* BEGIN RECORDS *

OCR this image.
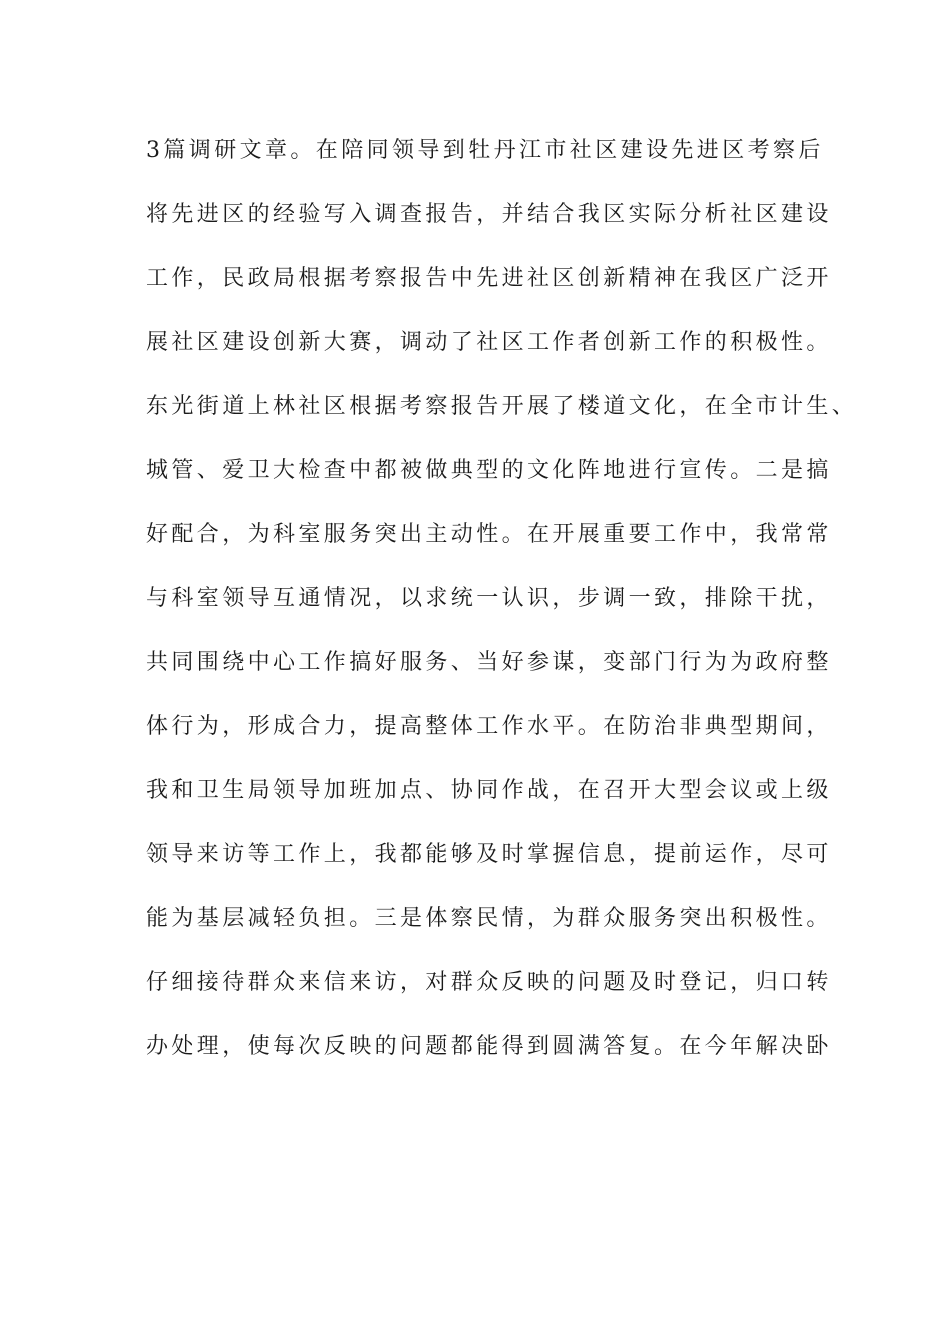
3篇调研文章。在陪同领导到牡丹江市社区建设先进区考察后
将先进区的经验写入调查报告，并结合我区实际分析社区建设
工作，民政局根据考察报告中先进社区创新精神在我区广泛开
展社区建设创新大赛，调动了社区工作者创新工作的积极性。
东光街道上林社区根据考察报告开展了楼道文化，在全市计生、
城管、爱卫大检查中都被做典型的文化阵地进行宣传。二是搞
好配合，为科室服务突出主动性。在开展重要工作中，我常常
与科室领导互通情况，以求统一认识，步调一致，排除干扰，
共同围绕中心工作搞好服务、当好参谋，变部门行为为政府整
体行为，形成合力，提高整体工作水平。在防治非典型期间，
我和卫生局领导加班加点、协同作战，在召开大型会议或上级
领导来访等工作上，我都能够及时掌握信息，提前运作，尽可
能为基层减轻负担。三是体察民情，为群众服务突出积极性。
仔细接待群众来信来访，对群众反映的问题及时登记，归口转
办处理，使每次反映的问题都能得到圆满答复。在今年解决卧
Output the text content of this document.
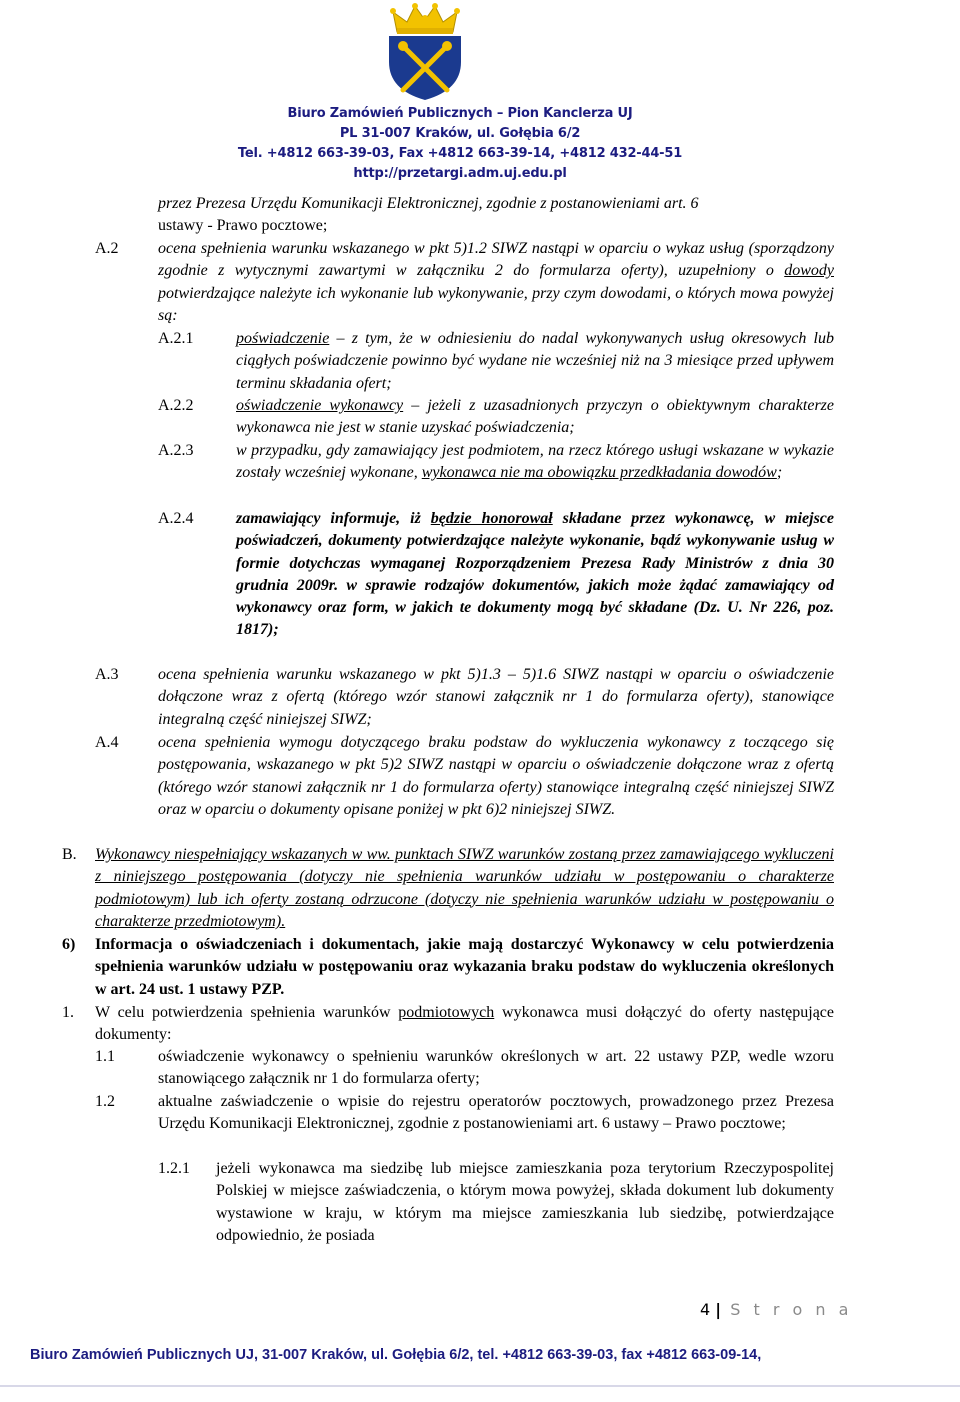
Biuro Zamówień Publicznych – Pion Kanclerza UJ
PL 31-007 Kraków, ul. Gołębia 6/2
Tel. +4812 663-39-03, Fax +4812 663-39-14, +4812 432-44-51
http://przetargi.adm.uj.edu.pl
przez Prezesa Urzędu Komunikacji Elektronicznej, zgodnie z postanowieniami art. 6
ustawy - Prawo pocztowe;
A.2 ocena spełnienia warunku wskazanego w pkt 5)1.2 SIWZ nastąpi w oparciu o wykaz usług (sporządzony zgodnie z wytycznymi zawartymi w załączniku 2 do formularza oferty), uzupełniony o dowody potwierdzające należyte ich wykonanie lub wykonywanie, przy czym dowodami, o których mowa powyżej są:
A.2.1	poświadczenie – z tym, że w odniesieniu do nadal wykonywanych usług okresowych lub ciągłych poświadczenie powinno być wydane nie wcześniej niż na 3 miesiące przed upływem terminu składania ofert;
A.2.2	oświadczenie wykonawcy – jeżeli z uzasadnionych przyczyn o obiektywnym charakterze wykonawca nie jest w stanie uzyskać poświadczenia;
A.2.3	w przypadku, gdy zamawiający jest podmiotem, na rzecz którego usługi wskazane w wykazie zostały wcześniej wykonane, wykonawca nie ma obowiązku przedkładania dowodów;
A.2.4	zamawiający informuje, iż będzie honorował składane przez wykonawcę, w miejsce poświadczeń, dokumenty potwierdzające należyte wykonanie, bądź wykonywanie usług w formie dotychczas wymaganej Rozporządzeniem Prezesa Rady Ministrów z dnia 30 grudnia 2009r. w sprawie rodzajów dokumentów, jakich może żądać zamawiający od wykonawcy oraz form, w jakich te dokumenty mogą być składane (Dz. U. Nr 226, poz. 1817);
A.3 ocena spełnienia warunku wskazanego w pkt 5)1.3 – 5)1.6 SIWZ nastąpi w oparciu o oświadczenie dołączone wraz z ofertą (którego wzór stanowi załącznik nr 1 do formularza oferty), stanowiące integralną część niniejszej SIWZ;
A.4 ocena spełnienia wymogu dotyczącego braku podstaw do wykluczenia wykonawcy z toczącego się postępowania, wskazanego w pkt 5)2 SIWZ nastąpi w oparciu o oświadczenie dołączone wraz z ofertą (którego wzór stanowi załącznik nr 1 do formularza oferty) stanowiące integralną część niniejszej SIWZ oraz w oparciu o dokumenty opisane poniżej w pkt 6)2 niniejszej SIWZ.
B. Wykonawcy niespełniający wskazanych w ww. punktach SIWZ warunków zostaną przez zamawiającego wykluczeni z niniejszego postępowania (dotyczy nie spełnienia warunków udziału w postępowaniu o charakterze podmiotowym) lub ich oferty zostaną odrzucone (dotyczy nie spełnienia warunków udziału w postępowaniu o charakterze przedmiotowym).
6) Informacja o oświadczeniach i dokumentach, jakie mają dostarczyć Wykonawcy w celu potwierdzenia spełnienia warunków udziału w postępowaniu oraz wykazania braku podstaw do wykluczenia określonych w art. 24 ust. 1 ustawy PZP.
1. W celu potwierdzenia spełnienia warunków podmiotowych wykonawca musi dołączyć do oferty następujące dokumenty:
1.1	oświadczenie wykonawcy o spełnieniu warunków określonych w art. 22 ustawy PZP, wedle wzoru stanowiącego załącznik nr 1 do formularza oferty;
1.2	aktualne zaświadczenie o wpisie do rejestru operatorów pocztowych, prowadzonego przez Prezesa Urzędu Komunikacji Elektronicznej, zgodnie z postanowieniami art. 6 ustawy – Prawo pocztowe;
1.2.1 jeżeli wykonawca ma siedzibę lub miejsce zamieszkania poza terytorium Rzeczypospolitej Polskiej w miejsce zaświadczenia, o którym mowa powyżej, składa dokument lub dokumenty wystawione w kraju, w którym ma miejsce zamieszkania lub siedzibę, potwierdzające odpowiednio, że posiada
4 | S t r o n a
Biuro Zamówień Publicznych UJ, 31-007 Kraków, ul. Gołębia 6/2, tel. +4812 663-39-03, fax +4812 663-09-14,
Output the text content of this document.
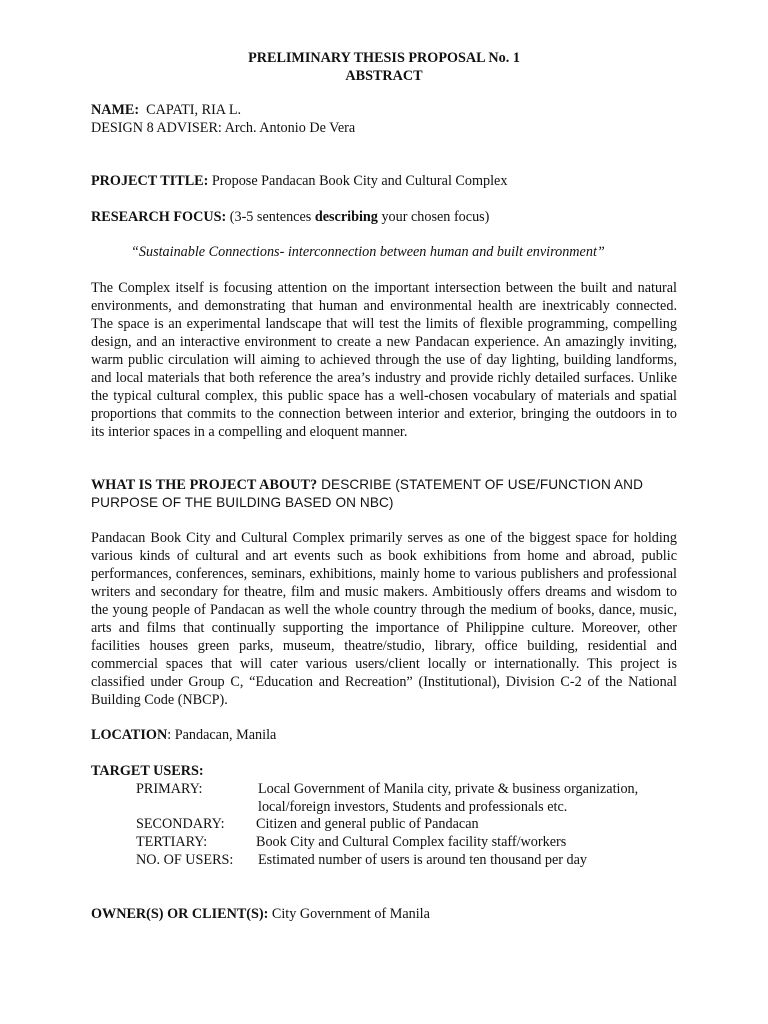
PRELIMINARY THESIS PROPOSAL No. 1
ABSTRACT
NAME: CAPATI, RIA L.
DESIGN 8 ADVISER: Arch. Antonio De Vera
PROJECT TITLE: Propose Pandacan Book City and Cultural Complex
RESEARCH FOCUS: (3-5 sentences describing your chosen focus)
“Sustainable Connections- interconnection between human and built environment”
The Complex itself is focusing attention on the important intersection between the built and natural environments, and demonstrating that human and environmental health are inextricably connected. The space is an experimental landscape that will test the limits of flexible programming, compelling design, and an interactive environment to create a new Pandacan experience. An amazingly inviting, warm public circulation will aiming to achieved through the use of day lighting, building landforms, and local materials that both reference the area’s industry and provide richly detailed surfaces. Unlike the typical cultural complex, this public space has a well-chosen vocabulary of materials and spatial proportions that commits to the connection between interior and exterior, bringing the outdoors in to its interior spaces in a compelling and eloquent manner.
WHAT IS THE PROJECT ABOUT? DESCRIBE (STATEMENT OF USE/FUNCTION AND PURPOSE OF THE BUILDING BASED ON NBC)
Pandacan Book City and Cultural Complex primarily serves as one of the biggest space for holding various kinds of cultural and art events such as book exhibitions from home and abroad, public performances, conferences, seminars, exhibitions, mainly home to various publishers and professional writers and secondary for theatre, film and music makers. Ambitiously offers dreams and wisdom to the young people of Pandacan as well the whole country through the medium of books, dance, music, arts and films that continually supporting the importance of Philippine culture. Moreover, other facilities houses green parks, museum, theatre/studio, library, office building, residential and commercial spaces that will cater various users/client locally or internationally. This project is classified under Group C, “Education and Recreation” (Institutional), Division C-2 of the National Building Code (NBCP).
LOCATION: Pandacan, Manila
TARGET USERS:
PRIMARY:	Local Government of Manila city, private & business organization,
local/foreign investors, Students and professionals etc.
SECONDARY: Citizen and general public of Pandacan
TERTIARY:	Book City and Cultural Complex facility staff/workers
NO. OF USERS: Estimated number of users is around ten thousand per day
OWNER(S) OR CLIENT(S): City Government of Manila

* END RECORDS *

[WHAT TO WORK ON] Of the lines in the material, how many contain the word "pocztowe"? Reply with the number and nothing else.

[THE REPLY] 2